Featured Image: A Dream Play, 2015. Photographer: Lisa-Marie Williams © NIDA 2015
Solving Content Demands & Educating with Digital Asset Management (NIDA Case Study)
Name: National Institute of Dramatic Art (NIDA)
Industry: Education (Performing Arts)
Organization Size: 300 (staff & students)
Number of Digital Assets: 350,000
Interviewee: Julia Mant (Archives and Records Manager)
The National Institute of Dramatic Art is Australia's premier education and training institute for performing arts.
Previously, the organization experienced difficulties with media management due to the lack of a centralized storage system and a reliance on folder structures for hundreds of thousands of images and videos.
The introduction of a Digital Asset Management system helped to eradicate these issues and has had a positive effect company-wide, with multiple departments benefitting from it.
About
Julia Mant is the Archives and Records Manager at NIDA. Her role comprises looking after the long-term historical record of NIDA as well as the digital side of the organization, putting strategies across the digital content and digital records from a record-keeping business perspective.
"Photographs are a significant historical record at NIDA. There are around 350,000 digital images dating back about 10 years and we have a similar amount in analogue format primarily in 35mm negative format. We use Fotoware for both; for the born-digital records and the pre-digital items that are scanned and then stored on our Media Drive. There are some preservation copies in PDF, as well as some video and audio files."
Steve Bisley (left) and Mel Gibson (centre) in the NIDA Student Production of The Hostage by Brendan Behan. Photographer: Paul Finlay. © NIDA
Challenges
Management of digital assets, efficient search and discovery of files, and a system suitable for the entire organization.
"There was no real active management of our digital assets. We had a lot of images, but they were unstructured, uncatalogued and very context-dependent. It was all sitting on drives and if you moved an image from a drive folder you wouldn’t know what it was because everything was dependent on the structure that it was sitting in. NIDA also runs a record-keeping system, and while it is possible to store photos in there and provide a web-front access to digital records, it’s not a suitable search facility. We wanted a system that would let us do the metadata management and satisfy our record-keeping requirements around images, but also facilitate the user being able to search and discover. We wanted to extend our user base to include the staff, but the previous system wasn’t robust enough and couldn’t be customised in the ways we wanted it to work for staff."
Solutions
"The project started as an Archives project, organizing our old content. We were able to bring in marketing and communications, who were seen as the primary drivers of the current content, coordinating the photographers and the new digital files. A lot of what Fotoware offered also suited their business needs too, so we worked together to be able to fund the project. One of the key things for us was to avoid duplications. For example, when we get the files from the photographer we were receiving high res, medium res and low res, so that’s three versions of the same file on the drive. We only need the high res, so that’s the one we tag and store. We were used to using folder browsing as opposed to keyword searching, so it was important to engage the team in developing new search methods, so they could see how it would actually be more efficient for them. Photos are a really key historical resource and it has been a big project, and a real team effort, with marketing and IT. You put a lot of investment into buying photos, securing the rights, using them later for commercial and alumni benefit, so with digital you really need to make sure you tackle it as you’re creating it. Otherwise, you lose the ability to identify, reuse, assert rights, and manage this key historic record."
================================
Activity
Write out the part of the NIDA case study starting with "The introduction of" and going on through "benefitting from it.", word for word.
================================
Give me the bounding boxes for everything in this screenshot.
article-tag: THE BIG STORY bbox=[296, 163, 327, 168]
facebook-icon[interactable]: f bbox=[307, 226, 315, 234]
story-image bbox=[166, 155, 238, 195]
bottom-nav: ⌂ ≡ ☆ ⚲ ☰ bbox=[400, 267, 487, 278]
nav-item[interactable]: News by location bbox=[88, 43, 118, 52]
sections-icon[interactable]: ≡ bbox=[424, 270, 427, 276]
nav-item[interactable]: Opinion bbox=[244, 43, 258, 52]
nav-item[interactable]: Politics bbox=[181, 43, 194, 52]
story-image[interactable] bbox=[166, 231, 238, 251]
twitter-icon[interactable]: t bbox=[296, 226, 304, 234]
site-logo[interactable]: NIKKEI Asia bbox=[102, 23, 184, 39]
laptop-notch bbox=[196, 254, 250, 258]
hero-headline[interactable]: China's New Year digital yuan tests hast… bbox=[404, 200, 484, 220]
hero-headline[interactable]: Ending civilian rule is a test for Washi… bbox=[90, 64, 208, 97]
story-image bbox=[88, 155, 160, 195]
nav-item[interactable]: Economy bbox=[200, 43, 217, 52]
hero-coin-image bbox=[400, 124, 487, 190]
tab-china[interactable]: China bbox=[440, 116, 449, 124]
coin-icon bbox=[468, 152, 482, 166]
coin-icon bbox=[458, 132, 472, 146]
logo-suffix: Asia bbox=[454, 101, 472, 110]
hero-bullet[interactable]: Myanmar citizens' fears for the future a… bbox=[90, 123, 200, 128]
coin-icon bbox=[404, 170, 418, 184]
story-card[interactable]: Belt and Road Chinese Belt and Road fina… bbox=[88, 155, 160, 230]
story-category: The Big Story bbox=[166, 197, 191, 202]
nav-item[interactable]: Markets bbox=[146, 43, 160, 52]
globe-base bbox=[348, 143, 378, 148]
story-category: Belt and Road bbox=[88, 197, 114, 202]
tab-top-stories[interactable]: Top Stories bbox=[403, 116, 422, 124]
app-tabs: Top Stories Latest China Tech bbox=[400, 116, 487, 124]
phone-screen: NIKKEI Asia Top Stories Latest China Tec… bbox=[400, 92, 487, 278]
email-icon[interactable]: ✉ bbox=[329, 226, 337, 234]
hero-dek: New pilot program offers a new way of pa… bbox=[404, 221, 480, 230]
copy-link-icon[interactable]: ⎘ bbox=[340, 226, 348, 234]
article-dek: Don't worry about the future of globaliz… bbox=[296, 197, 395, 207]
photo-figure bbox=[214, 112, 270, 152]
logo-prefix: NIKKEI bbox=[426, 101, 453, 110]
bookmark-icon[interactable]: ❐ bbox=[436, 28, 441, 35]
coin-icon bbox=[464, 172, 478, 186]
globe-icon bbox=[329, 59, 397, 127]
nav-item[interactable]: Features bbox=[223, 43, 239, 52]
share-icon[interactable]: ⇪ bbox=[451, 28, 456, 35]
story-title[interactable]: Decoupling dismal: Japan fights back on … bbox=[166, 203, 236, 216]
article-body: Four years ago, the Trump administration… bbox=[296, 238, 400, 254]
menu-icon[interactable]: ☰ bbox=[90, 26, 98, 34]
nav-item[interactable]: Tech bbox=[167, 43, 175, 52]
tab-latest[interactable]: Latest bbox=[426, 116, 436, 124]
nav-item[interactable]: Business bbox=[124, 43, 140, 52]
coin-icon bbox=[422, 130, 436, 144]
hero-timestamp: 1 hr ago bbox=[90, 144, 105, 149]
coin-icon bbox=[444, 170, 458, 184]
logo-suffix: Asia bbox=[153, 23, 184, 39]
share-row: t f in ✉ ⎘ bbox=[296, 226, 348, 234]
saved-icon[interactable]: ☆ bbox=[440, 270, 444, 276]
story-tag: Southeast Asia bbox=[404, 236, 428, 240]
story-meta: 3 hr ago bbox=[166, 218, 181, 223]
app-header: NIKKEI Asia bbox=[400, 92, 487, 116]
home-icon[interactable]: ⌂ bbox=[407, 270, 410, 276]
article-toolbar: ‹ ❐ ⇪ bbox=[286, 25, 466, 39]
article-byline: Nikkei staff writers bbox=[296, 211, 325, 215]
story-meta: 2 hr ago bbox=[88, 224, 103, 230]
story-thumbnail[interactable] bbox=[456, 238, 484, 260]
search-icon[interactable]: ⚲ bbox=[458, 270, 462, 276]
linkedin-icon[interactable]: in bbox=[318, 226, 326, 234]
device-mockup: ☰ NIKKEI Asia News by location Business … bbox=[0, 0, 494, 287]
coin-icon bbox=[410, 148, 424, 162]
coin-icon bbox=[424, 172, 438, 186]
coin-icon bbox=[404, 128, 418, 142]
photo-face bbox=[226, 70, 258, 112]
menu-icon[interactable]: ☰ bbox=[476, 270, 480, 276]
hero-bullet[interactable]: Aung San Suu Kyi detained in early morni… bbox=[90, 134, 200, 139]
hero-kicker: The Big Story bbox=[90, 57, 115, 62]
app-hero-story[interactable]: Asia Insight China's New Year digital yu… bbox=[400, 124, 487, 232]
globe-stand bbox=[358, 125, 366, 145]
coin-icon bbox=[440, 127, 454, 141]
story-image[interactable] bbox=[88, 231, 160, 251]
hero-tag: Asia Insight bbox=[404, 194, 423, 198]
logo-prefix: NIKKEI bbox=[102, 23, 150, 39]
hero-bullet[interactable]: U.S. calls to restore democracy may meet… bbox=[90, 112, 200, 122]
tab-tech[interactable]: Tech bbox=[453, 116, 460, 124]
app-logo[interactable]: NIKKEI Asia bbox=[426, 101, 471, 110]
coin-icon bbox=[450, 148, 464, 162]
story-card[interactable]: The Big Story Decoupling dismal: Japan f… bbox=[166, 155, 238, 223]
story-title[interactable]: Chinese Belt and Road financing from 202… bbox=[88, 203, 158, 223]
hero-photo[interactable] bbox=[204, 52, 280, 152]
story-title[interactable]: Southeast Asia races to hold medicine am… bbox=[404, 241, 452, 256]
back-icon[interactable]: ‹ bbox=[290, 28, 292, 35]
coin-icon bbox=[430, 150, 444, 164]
================================
Answer for the task
The introduction of a Digital Asset Management system helped to eradicate these issues and has had a positive effect company-wide, with multiple departments benefitting from it.